- RECORD EXCERPTS
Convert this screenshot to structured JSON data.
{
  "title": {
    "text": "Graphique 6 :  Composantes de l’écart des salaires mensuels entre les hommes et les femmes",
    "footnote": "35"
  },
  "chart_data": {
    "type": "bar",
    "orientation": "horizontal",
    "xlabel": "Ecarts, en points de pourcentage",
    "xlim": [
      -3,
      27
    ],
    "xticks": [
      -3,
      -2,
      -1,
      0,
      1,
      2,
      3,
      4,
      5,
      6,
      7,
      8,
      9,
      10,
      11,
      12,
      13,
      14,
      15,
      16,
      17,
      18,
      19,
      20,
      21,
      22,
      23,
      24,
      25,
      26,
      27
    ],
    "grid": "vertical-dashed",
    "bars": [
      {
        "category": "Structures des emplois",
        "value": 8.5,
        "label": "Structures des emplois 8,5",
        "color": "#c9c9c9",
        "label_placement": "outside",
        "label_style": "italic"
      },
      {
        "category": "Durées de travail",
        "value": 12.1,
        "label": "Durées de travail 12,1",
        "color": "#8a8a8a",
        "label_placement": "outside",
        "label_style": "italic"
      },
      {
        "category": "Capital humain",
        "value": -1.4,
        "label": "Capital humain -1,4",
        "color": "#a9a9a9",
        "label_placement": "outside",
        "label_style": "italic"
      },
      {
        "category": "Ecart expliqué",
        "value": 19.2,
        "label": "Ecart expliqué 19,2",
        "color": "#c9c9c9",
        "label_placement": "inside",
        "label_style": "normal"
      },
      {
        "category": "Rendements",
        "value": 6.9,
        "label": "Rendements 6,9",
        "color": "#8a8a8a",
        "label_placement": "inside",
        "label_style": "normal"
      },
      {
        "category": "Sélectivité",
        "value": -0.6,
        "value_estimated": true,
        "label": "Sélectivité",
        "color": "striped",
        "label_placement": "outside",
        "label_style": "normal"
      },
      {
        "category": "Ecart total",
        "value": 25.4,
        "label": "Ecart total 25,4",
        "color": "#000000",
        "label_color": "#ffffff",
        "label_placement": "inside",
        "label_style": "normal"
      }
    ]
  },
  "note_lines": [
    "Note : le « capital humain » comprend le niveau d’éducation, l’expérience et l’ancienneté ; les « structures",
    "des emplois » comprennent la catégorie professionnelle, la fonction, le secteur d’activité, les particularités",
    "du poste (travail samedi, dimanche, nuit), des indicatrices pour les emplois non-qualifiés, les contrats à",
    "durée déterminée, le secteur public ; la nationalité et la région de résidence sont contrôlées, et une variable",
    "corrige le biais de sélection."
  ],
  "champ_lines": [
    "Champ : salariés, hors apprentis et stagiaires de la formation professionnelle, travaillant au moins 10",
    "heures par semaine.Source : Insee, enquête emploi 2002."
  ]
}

- JOB
List all lines from the entries that include the word "category".

- RESPONSE TO THIS EXERCISE
        "category": "Structures des emplois",
        "category": "Durées de travail",
        "category": "Capital humain",
        "category": "Ecart expliqué",
        "category": "Rendements",
        "category": "Sélectivité",
        "category": "Ecart total",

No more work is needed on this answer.